— Problem statement —
Reproduce the material word for word; the images stay out.

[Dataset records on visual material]

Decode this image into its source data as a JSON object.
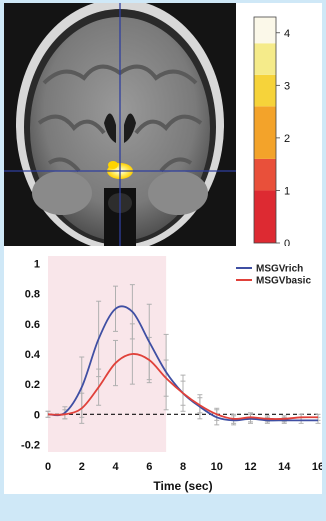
{
  "brain_image": {
    "description_icon": "coronal-mri-slice",
    "crosshair_color": "#2f3f9e",
    "activation_colors": [
      "#ffd400",
      "#ffffff"
    ]
  },
  "colorbar": {
    "ticks": [
      "0",
      "1",
      "2",
      "3",
      "4"
    ],
    "min": 0,
    "max": 4.3,
    "stops": [
      {
        "from": 0,
        "to": 1,
        "color": "#dd2a32"
      },
      {
        "from": 1,
        "to": 1.6,
        "color": "#e9503a"
      },
      {
        "from": 1.6,
        "to": 2.6,
        "color": "#f3a32a"
      },
      {
        "from": 2.6,
        "to": 3.2,
        "color": "#f6d33a"
      },
      {
        "from": 3.2,
        "to": 3.8,
        "color": "#f5eb8a"
      },
      {
        "from": 3.8,
        "to": 4.3,
        "color": "#fbf8e9"
      }
    ]
  },
  "chart_data": {
    "type": "line",
    "xlabel": "Time (sec)",
    "ylabel": "",
    "xlim": [
      0,
      16
    ],
    "ylim": [
      -0.25,
      1.05
    ],
    "xticks": [
      0,
      2,
      4,
      6,
      8,
      10,
      12,
      14,
      16
    ],
    "yticks": [
      -0.2,
      0,
      0.2,
      0.4,
      0.6,
      0.8,
      1
    ],
    "ytick_labels": [
      "-0.2",
      "0",
      "0.2",
      "0.4",
      "0.6",
      "0.8",
      "1"
    ],
    "shaded_region": {
      "x_from": 0,
      "x_to": 7,
      "color": "#f9e6ea"
    },
    "baseline": {
      "y": 0,
      "style": "dashed"
    },
    "legend_position": "top-right",
    "series": [
      {
        "name": "MSGVrich",
        "color": "#3f4fa3",
        "x": [
          0,
          1,
          2,
          3,
          4,
          5,
          6,
          7,
          8,
          9,
          10,
          11,
          12,
          13,
          14,
          15,
          16
        ],
        "y": [
          0,
          0.01,
          0.18,
          0.5,
          0.7,
          0.68,
          0.48,
          0.28,
          0.14,
          0.05,
          -0.02,
          -0.04,
          -0.03,
          -0.04,
          -0.04,
          -0.04,
          -0.04
        ],
        "err": [
          0.02,
          0.04,
          0.2,
          0.25,
          0.15,
          0.18,
          0.25,
          0.25,
          0.12,
          0.08,
          0.05,
          0.03,
          0.03,
          0.02,
          0.02,
          0.02,
          0.02
        ]
      },
      {
        "name": "MSGVbasic",
        "color": "#e0413a",
        "x": [
          0,
          1,
          2,
          3,
          4,
          5,
          6,
          7,
          8,
          9,
          10,
          11,
          12,
          13,
          14,
          15,
          16
        ],
        "y": [
          0,
          0,
          0.04,
          0.18,
          0.34,
          0.4,
          0.36,
          0.24,
          0.14,
          0.06,
          0.0,
          -0.03,
          -0.02,
          -0.03,
          -0.03,
          -0.02,
          -0.02
        ],
        "err": [
          0.02,
          0.03,
          0.1,
          0.12,
          0.15,
          0.2,
          0.15,
          0.12,
          0.08,
          0.05,
          0.04,
          0.03,
          0.03,
          0.02,
          0.02,
          0.02,
          0.02
        ]
      }
    ]
  }
}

— Task answer —
Decode this image into its source data as a JSON object.
{
  "brain_image": {
    "description_icon": "coronal-mri-slice",
    "crosshair_color": "#2f3f9e",
    "activation_colors": [
      "#ffd400",
      "#ffffff"
    ]
  },
  "colorbar": {
    "ticks": [
      "0",
      "1",
      "2",
      "3",
      "4"
    ],
    "min": 0,
    "max": 4.3,
    "stops": [
      {
        "from": 0,
        "to": 1,
        "color": "#dd2a32"
      },
      {
        "from": 1,
        "to": 1.6,
        "color": "#e9503a"
      },
      {
        "from": 1.6,
        "to": 2.6,
        "color": "#f3a32a"
      },
      {
        "from": 2.6,
        "to": 3.2,
        "color": "#f6d33a"
      },
      {
        "from": 3.2,
        "to": 3.8,
        "color": "#f5eb8a"
      },
      {
        "from": 3.8,
        "to": 4.3,
        "color": "#fbf8e9"
      }
    ]
  },
  "chart_data": {
    "type": "line",
    "xlabel": "Time (sec)",
    "ylabel": "",
    "xlim": [
      0,
      16
    ],
    "ylim": [
      -0.25,
      1.05
    ],
    "xticks": [
      0,
      2,
      4,
      6,
      8,
      10,
      12,
      14,
      16
    ],
    "yticks": [
      -0.2,
      0,
      0.2,
      0.4,
      0.6,
      0.8,
      1
    ],
    "ytick_labels": [
      "-0.2",
      "0",
      "0.2",
      "0.4",
      "0.6",
      "0.8",
      "1"
    ],
    "shaded_region": {
      "x_from": 0,
      "x_to": 7,
      "color": "#f9e6ea"
    },
    "baseline": {
      "y": 0,
      "style": "dashed"
    },
    "legend_position": "top-right",
    "series": [
      {
        "name": "MSGVrich",
        "color": "#3f4fa3",
        "x": [
          0,
          1,
          2,
          3,
          4,
          5,
          6,
          7,
          8,
          9,
          10,
          11,
          12,
          13,
          14,
          15,
          16
        ],
        "y": [
          0,
          0.01,
          0.18,
          0.5,
          0.7,
          0.68,
          0.48,
          0.28,
          0.14,
          0.05,
          -0.02,
          -0.04,
          -0.03,
          -0.04,
          -0.04,
          -0.04,
          -0.04
        ],
        "err": [
          0.02,
          0.04,
          0.2,
          0.25,
          0.15,
          0.18,
          0.25,
          0.25,
          0.12,
          0.08,
          0.05,
          0.03,
          0.03,
          0.02,
          0.02,
          0.02,
          0.02
        ]
      },
      {
        "name": "MSGVbasic",
        "color": "#e0413a",
        "x": [
          0,
          1,
          2,
          3,
          4,
          5,
          6,
          7,
          8,
          9,
          10,
          11,
          12,
          13,
          14,
          15,
          16
        ],
        "y": [
          0,
          0,
          0.04,
          0.18,
          0.34,
          0.4,
          0.36,
          0.24,
          0.14,
          0.06,
          0.0,
          -0.03,
          -0.02,
          -0.03,
          -0.03,
          -0.02,
          -0.02
        ],
        "err": [
          0.02,
          0.03,
          0.1,
          0.12,
          0.15,
          0.2,
          0.15,
          0.12,
          0.08,
          0.05,
          0.04,
          0.03,
          0.03,
          0.02,
          0.02,
          0.02,
          0.02
        ]
      }
    ]
  }
}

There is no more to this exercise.